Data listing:
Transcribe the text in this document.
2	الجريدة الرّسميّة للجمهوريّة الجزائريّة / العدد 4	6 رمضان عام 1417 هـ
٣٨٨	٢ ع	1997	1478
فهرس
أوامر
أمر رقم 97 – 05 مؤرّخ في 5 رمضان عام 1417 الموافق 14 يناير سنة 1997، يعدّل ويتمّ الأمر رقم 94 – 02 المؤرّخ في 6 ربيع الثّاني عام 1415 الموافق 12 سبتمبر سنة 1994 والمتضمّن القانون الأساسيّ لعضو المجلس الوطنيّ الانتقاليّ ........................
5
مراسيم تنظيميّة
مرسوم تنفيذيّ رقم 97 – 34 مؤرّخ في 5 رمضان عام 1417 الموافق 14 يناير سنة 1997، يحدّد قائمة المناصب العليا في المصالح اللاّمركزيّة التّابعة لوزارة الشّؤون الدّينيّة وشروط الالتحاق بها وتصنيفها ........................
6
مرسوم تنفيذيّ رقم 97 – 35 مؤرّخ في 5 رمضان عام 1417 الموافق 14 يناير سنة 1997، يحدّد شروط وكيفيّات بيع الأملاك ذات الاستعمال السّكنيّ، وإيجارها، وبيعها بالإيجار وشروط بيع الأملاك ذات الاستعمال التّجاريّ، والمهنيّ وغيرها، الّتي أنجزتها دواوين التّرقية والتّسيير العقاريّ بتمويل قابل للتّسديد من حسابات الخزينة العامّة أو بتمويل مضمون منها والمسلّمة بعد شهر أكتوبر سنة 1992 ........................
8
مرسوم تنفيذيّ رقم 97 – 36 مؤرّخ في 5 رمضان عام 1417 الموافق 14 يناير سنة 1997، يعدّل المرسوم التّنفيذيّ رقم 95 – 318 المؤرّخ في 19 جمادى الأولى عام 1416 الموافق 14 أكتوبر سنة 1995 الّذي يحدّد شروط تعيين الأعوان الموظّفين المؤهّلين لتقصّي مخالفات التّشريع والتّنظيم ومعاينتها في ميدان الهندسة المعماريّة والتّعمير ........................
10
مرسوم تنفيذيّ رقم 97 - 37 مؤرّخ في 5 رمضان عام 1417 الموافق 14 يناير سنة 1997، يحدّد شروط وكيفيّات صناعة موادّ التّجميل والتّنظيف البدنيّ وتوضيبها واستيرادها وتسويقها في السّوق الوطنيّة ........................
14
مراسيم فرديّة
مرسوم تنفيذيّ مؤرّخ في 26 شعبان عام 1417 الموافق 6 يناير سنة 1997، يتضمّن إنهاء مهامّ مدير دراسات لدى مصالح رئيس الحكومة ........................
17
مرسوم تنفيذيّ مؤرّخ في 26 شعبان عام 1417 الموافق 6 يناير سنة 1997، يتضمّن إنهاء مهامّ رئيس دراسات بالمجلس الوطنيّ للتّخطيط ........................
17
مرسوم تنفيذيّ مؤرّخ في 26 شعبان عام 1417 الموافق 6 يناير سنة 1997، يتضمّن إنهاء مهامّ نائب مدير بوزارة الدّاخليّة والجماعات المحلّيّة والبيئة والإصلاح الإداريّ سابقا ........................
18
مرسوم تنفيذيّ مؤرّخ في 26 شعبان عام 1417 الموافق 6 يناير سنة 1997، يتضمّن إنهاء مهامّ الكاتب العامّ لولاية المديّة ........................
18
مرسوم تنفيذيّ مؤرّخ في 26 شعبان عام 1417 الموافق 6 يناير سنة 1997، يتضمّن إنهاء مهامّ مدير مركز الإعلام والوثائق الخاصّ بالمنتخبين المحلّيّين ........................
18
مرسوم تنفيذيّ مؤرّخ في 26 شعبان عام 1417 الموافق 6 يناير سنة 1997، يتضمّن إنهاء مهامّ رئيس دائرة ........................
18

Objective:
Gather and return every line that holds the string "رئيس".

Exercise output:
مرسوم تنفيذيّ مؤرّخ في 26 شعبان عام 1417 الموافق 6 يناير سنة 1997، يتضمّن إنهاء مهامّ مدير دراسات لدى مصالح رئيس الحكومة ........................
مرسوم تنفيذيّ مؤرّخ في 26 شعبان عام 1417 الموافق 6 يناير سنة 1997، يتضمّن إنهاء مهامّ رئيس دراسات بالمجلس الوطنيّ للتّخطيط ........................
مرسوم تنفيذيّ مؤرّخ في 26 شعبان عام 1417 الموافق 6 يناير سنة 1997، يتضمّن إنهاء مهامّ رئيس دائرة ........................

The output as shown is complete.